> _Short exercise_:
Output all of the data below exactly as given.

(Figure record extracts)
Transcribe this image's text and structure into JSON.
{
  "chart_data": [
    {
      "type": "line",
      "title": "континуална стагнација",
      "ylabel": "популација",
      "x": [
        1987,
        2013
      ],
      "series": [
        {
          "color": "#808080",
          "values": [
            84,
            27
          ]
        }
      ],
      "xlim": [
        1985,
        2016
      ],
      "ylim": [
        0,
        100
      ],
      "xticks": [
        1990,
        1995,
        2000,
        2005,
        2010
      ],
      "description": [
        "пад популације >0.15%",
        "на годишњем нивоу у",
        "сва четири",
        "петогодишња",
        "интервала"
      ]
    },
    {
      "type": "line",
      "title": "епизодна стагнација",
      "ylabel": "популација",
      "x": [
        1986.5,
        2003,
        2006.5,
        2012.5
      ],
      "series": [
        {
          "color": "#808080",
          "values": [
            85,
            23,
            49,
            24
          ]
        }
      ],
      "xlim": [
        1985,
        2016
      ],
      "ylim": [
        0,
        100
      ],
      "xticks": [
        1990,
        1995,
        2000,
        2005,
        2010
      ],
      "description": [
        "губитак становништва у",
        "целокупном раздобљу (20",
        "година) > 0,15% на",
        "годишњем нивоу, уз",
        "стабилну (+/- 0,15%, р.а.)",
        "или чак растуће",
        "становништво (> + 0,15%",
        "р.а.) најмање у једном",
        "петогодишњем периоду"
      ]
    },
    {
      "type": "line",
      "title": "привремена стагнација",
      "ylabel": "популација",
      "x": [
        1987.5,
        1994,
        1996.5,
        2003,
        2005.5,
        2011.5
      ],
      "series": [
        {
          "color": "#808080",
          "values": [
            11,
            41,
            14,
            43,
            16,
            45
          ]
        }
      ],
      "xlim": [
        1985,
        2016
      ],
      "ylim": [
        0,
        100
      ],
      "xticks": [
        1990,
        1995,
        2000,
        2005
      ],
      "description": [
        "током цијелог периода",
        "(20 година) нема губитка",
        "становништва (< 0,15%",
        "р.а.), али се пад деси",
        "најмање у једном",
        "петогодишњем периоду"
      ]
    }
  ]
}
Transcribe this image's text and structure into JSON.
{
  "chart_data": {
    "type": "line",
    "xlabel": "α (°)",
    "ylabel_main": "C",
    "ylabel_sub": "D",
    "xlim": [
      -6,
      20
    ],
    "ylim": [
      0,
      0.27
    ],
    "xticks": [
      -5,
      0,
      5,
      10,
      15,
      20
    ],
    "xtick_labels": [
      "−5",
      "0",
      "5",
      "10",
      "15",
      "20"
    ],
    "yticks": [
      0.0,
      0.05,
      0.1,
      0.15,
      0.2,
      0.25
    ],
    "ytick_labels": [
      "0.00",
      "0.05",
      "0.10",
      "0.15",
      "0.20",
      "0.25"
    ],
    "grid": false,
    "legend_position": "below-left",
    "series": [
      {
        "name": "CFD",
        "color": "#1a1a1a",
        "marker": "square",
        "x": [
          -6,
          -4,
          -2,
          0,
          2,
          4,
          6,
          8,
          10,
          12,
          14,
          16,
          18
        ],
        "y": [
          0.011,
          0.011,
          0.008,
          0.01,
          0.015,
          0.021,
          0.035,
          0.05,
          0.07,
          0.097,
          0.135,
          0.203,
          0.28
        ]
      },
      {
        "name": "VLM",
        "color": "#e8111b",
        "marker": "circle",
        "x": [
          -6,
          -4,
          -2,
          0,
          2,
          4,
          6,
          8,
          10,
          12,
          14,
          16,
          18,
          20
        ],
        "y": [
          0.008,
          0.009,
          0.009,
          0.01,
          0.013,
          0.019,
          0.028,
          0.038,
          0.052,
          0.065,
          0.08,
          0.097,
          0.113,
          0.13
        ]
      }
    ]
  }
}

> _Finished answer_:
Transcribe this image's text and structure into JSON.
{
  "chart_data": [
    {
      "type": "line",
      "title": "континуална стагнација",
      "ylabel": "популација",
      "x": [
        1987,
        2013
      ],
      "series": [
        {
          "color": "#808080",
          "values": [
            84,
            27
          ]
        }
      ],
      "xlim": [
        1985,
        2016
      ],
      "ylim": [
        0,
        100
      ],
      "xticks": [
        1990,
        1995,
        2000,
        2005,
        2010
      ],
      "description": [
        "пад популације >0.15%",
        "на годишњем нивоу у",
        "сва четири",
        "петогодишња",
        "интервала"
      ]
    },
    {
      "type": "line",
      "title": "епизодна стагнација",
      "ylabel": "популација",
      "x": [
        1986.5,
        2003,
        2006.5,
        2012.5
      ],
      "series": [
        {
          "color": "#808080",
          "values": [
            85,
            23,
            49,
            24
          ]
        }
      ],
      "xlim": [
        1985,
        2016
      ],
      "ylim": [
        0,
        100
      ],
      "xticks": [
        1990,
        1995,
        2000,
        2005,
        2010
      ],
      "description": [
        "губитак становништва у",
        "целокупном раздобљу (20",
        "година) > 0,15% на",
        "годишњем нивоу, уз",
        "стабилну (+/- 0,15%, р.а.)",
        "или чак растуће",
        "становништво (> + 0,15%",
        "р.а.) најмање у једном",
        "петогодишњем периоду"
      ]
    },
    {
      "type": "line",
      "title": "привремена стагнација",
      "ylabel": "популација",
      "x": [
        1987.5,
        1994,
        1996.5,
        2003,
        2005.5,
        2011.5
      ],
      "series": [
        {
          "color": "#808080",
          "values": [
            11,
            41,
            14,
            43,
            16,
            45
          ]
        }
      ],
      "xlim": [
        1985,
        2016
      ],
      "ylim": [
        0,
        100
      ],
      "xticks": [
        1990,
        1995,
        2000,
        2005
      ],
      "description": [
        "током цијелог периода",
        "(20 година) нема губитка",
        "становништва (< 0,15%",
        "р.а.), али се пад деси",
        "најмање у једном",
        "петогодишњем периоду"
      ]
    }
  ]
}
Transcribe this image's text and structure into JSON.
{
  "chart_data": {
    "type": "line",
    "xlabel": "α (°)",
    "ylabel_main": "C",
    "ylabel_sub": "D",
    "xlim": [
      -6,
      20
    ],
    "ylim": [
      0,
      0.27
    ],
    "xticks": [
      -5,
      0,
      5,
      10,
      15,
      20
    ],
    "xtick_labels": [
      "−5",
      "0",
      "5",
      "10",
      "15",
      "20"
    ],
    "yticks": [
      0.0,
      0.05,
      0.1,
      0.15,
      0.2,
      0.25
    ],
    "ytick_labels": [
      "0.00",
      "0.05",
      "0.10",
      "0.15",
      "0.20",
      "0.25"
    ],
    "grid": false,
    "legend_position": "below-left",
    "series": [
      {
        "name": "CFD",
        "color": "#1a1a1a",
        "marker": "square",
        "x": [
          -6,
          -4,
          -2,
          0,
          2,
          4,
          6,
          8,
          10,
          12,
          14,
          16,
          18
        ],
        "y": [
          0.011,
          0.011,
          0.008,
          0.01,
          0.015,
          0.021,
          0.035,
          0.05,
          0.07,
          0.097,
          0.135,
          0.203,
          0.28
        ]
      },
      {
        "name": "VLM",
        "color": "#e8111b",
        "marker": "circle",
        "x": [
          -6,
          -4,
          -2,
          0,
          2,
          4,
          6,
          8,
          10,
          12,
          14,
          16,
          18,
          20
        ],
        "y": [
          0.008,
          0.009,
          0.009,
          0.01,
          0.013,
          0.019,
          0.028,
          0.038,
          0.052,
          0.065,
          0.08,
          0.097,
          0.113,
          0.13
        ]
      }
    ]
  }
}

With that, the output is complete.